Of the lines in the entries, how many hold the word "平方厘米"? Give that number alone.
· · · · · · ·
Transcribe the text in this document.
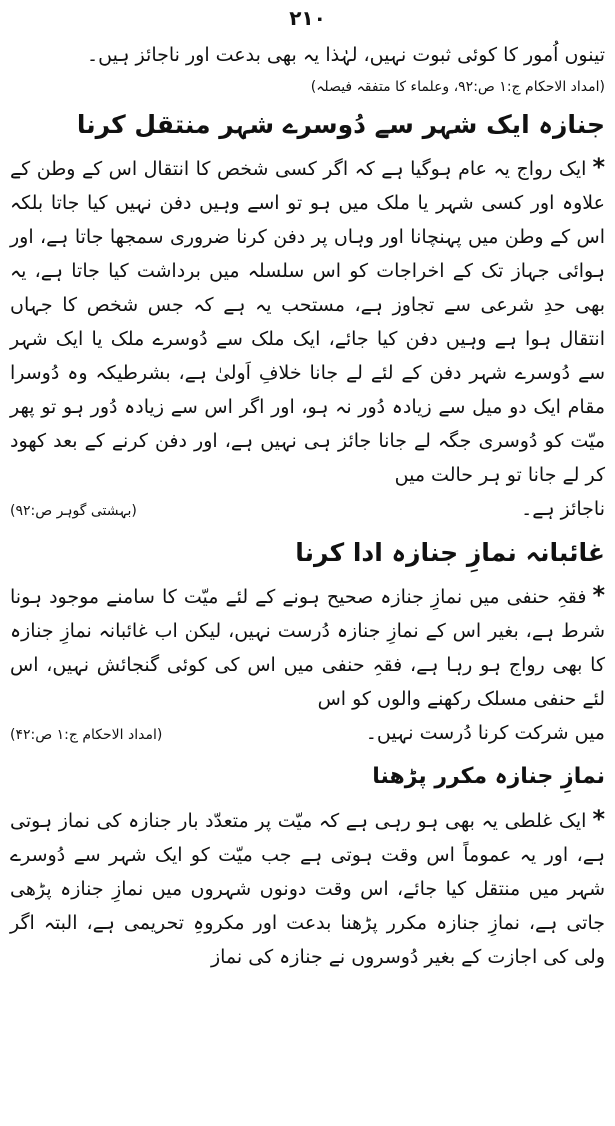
۲۱۰

تینوں اُمور کا کوئی ثبوت نہیں، لہٰذا یہ بھی بدعت اور ناجائز ہیں۔

(امداد الاحکام ج:۱ ص:۹۲، وعلماء کا متفقہ فیصلہ)
جنازہ ایک شہر سے دُوسرے شہر منتقل کرنا

*ایک رواج یہ عام ہوگیا ہے کہ اگر کسی شخص کا انتقال اس کے وطن کے علاوہ اور کسی شہر یا ملک میں ہو تو اسے وہیں دفن نہیں کیا جاتا بلکہ اس کے وطن میں پہنچانا اور وہاں پر دفن کرنا ضروری سمجھا جاتا ہے، اور ہوائی جہاز تک کے اخراجات کو اس سلسلہ میں برداشت کیا جاتا ہے، یہ بھی حدِ شرعی سے تجاوز ہے، مستحب یہ ہے کہ جس شخص کا جہاں انتقال ہوا ہے وہیں دفن کیا جائے، ایک ملک سے دُوسرے ملک یا ایک شہر سے دُوسرے شہر دفن کے لئے لے جانا خلافِ اَولیٰ ہے، بشرطیکہ وہ دُوسرا مقام ایک دو میل سے زیادہ دُور نہ ہو، اور اگر اس سے زیادہ دُور ہو تو پھر میّت کو دُوسری جگہ لے جانا جائز ہی نہیں ہے، اور دفن کرنے کے بعد کھود کر لے جانا تو ہر حالت میں

ناجائز ہے۔
(بہشتی گوہر ص:۹۲)
غائبانہ نمازِ جنازہ ادا کرنا

*فقہِ حنفی میں نمازِ جنازہ صحیح ہونے کے لئے میّت کا سامنے موجود ہونا شرط ہے، بغیر اس کے نمازِ جنازہ دُرست نہیں، لیکن اب غائبانہ نمازِ جنازہ کا بھی رواج ہو رہا ہے، فقہِ حنفی میں اس کی کوئی گنجائش نہیں، اس لئے حنفی مسلک رکھنے والوں کو اس

میں شرکت کرنا دُرست نہیں۔
(امداد الاحکام ج:۱ ص:۴۲)
نمازِ جنازہ مکرر پڑھنا

*ایک غلطی یہ بھی ہو رہی ہے کہ میّت پر متعدّد بار جنازہ کی نماز ہوتی ہے، اور یہ عموماً اس وقت ہوتی ہے جب میّت کو ایک شہر سے دُوسرے شہر میں منتقل کیا جائے، اس وقت دونوں شہروں میں نمازِ جنازہ پڑھی جاتی ہے، نمازِ جنازہ مکرر پڑھنا بدعت اور مکروہِ تحریمی ہے، البتہ اگر ولی کی اجازت کے بغیر دُوسروں نے جنازہ کی نماز
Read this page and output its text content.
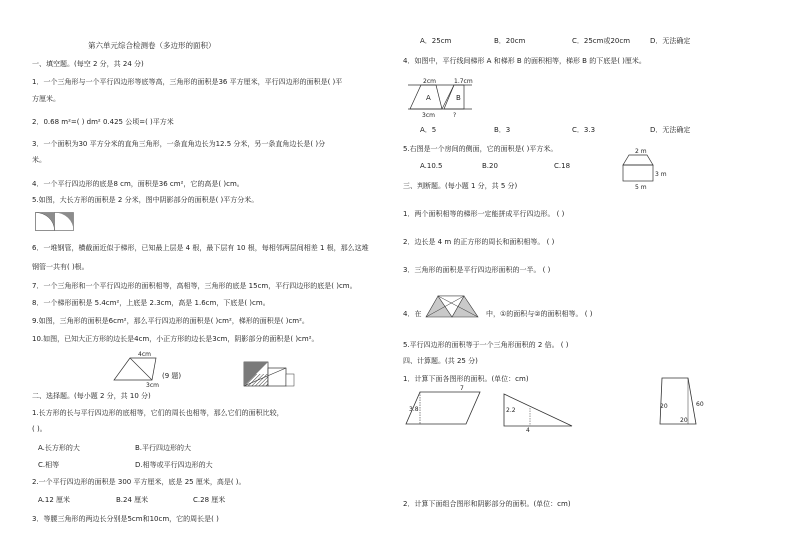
第六单元综合检测卷（多边形的面积）
一、填空题。(每空 2 分，共 24 分)
1．一个三角形与一个平行四边形等底等高，三角形的面积是36 平方厘米，平行四边形的面积是( )平
方厘米。
2．0.68 m²=( ) dm² 0.425 公顷=( )平方米
3．一个面积为30 平方分米的直角三角形，一条直角边长为12.5 分米，另一条直角边长是( )分
米。
4．一个平行四边形的底是8 cm，面积是36 cm²，它的高是( )cm。
5.如图，大长方形的面积是 2 分米，图中阴影部分的面积是( )平方分米。
6．一堆钢管，横截面近似于梯形，已知最上层是 4 根，最下层有 10 根，每相邻两层间相差 1 根，那么这堆
钢管一共有( )根。
7．一个三角形和一个平行四边形的面积相等，高相等，三角形的底是 15cm，平行四边形的底是( )cm。
8．一个梯形面积是 5.4cm²，上底是 2.3cm，高是 1.6cm，下底是( )cm。
9.如图，三角形的面积是6cm²，那么平行四边形的面积是( )cm²，梯形的面积是( )cm²。
10.如图，已知大正方形的边长是4cm，小正方形的边长是3cm，阴影部分的面积是( )cm²。
4cm
3cm
(9 题)
二、选择题。(每小题 2 分，共 10 分)
1.长方形的长与平行四边形的底相等，它们的周长也相等，那么它们的面积比较，
( )。
A.长方形的大	B.平行四边形的大
C.相等	D.相等或平行四边形的大
2.一个平行四边形的面积是 300 平方厘米，底是 25 厘米，高是( )。
A.12 厘米	B.24 厘米	C.28 厘米
3．等腰三角形的两边长分别是5cm和10cm，它的周长是( )
A．25cm	B．20cm	C．25cm或20cm	D．无法确定
4．如图中，平行线间梯形 A 和梯形 B 的面积相等，梯形 B 的下底是( )厘米。
2cm	1.7cm
A	B
3cm	?
A．5	B．3	C．3.3	D．无法确定
5.右图是一个房间的侧面，它的面积是( )平方米。
A.10.5	B.20	C.18
2 m
3 m
5 m
三、判断题。(每小题 1 分，共 5 分)
1．两个面积相等的梯形一定能拼成平行四边形。 ( )
2．边长是 4 m 的正方形的周长和面积相等。 ( )
3．三角形的面积是平行四边形面积的一半。 ( )
4．在	中，①的面积与②的面积相等。 ( )
5.平行四边形的面积等于一个三角形面积的 2 倍。 ( )
四、计算题。(共 25 分)
1．计算下面各图形的面积。(单位：cm)
3.8
7
2.2
4
20	60
20
2．计算下面组合图形和阴影部分的面积。(单位：cm)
· · · · · · ·
### TASK OUTPUT:
2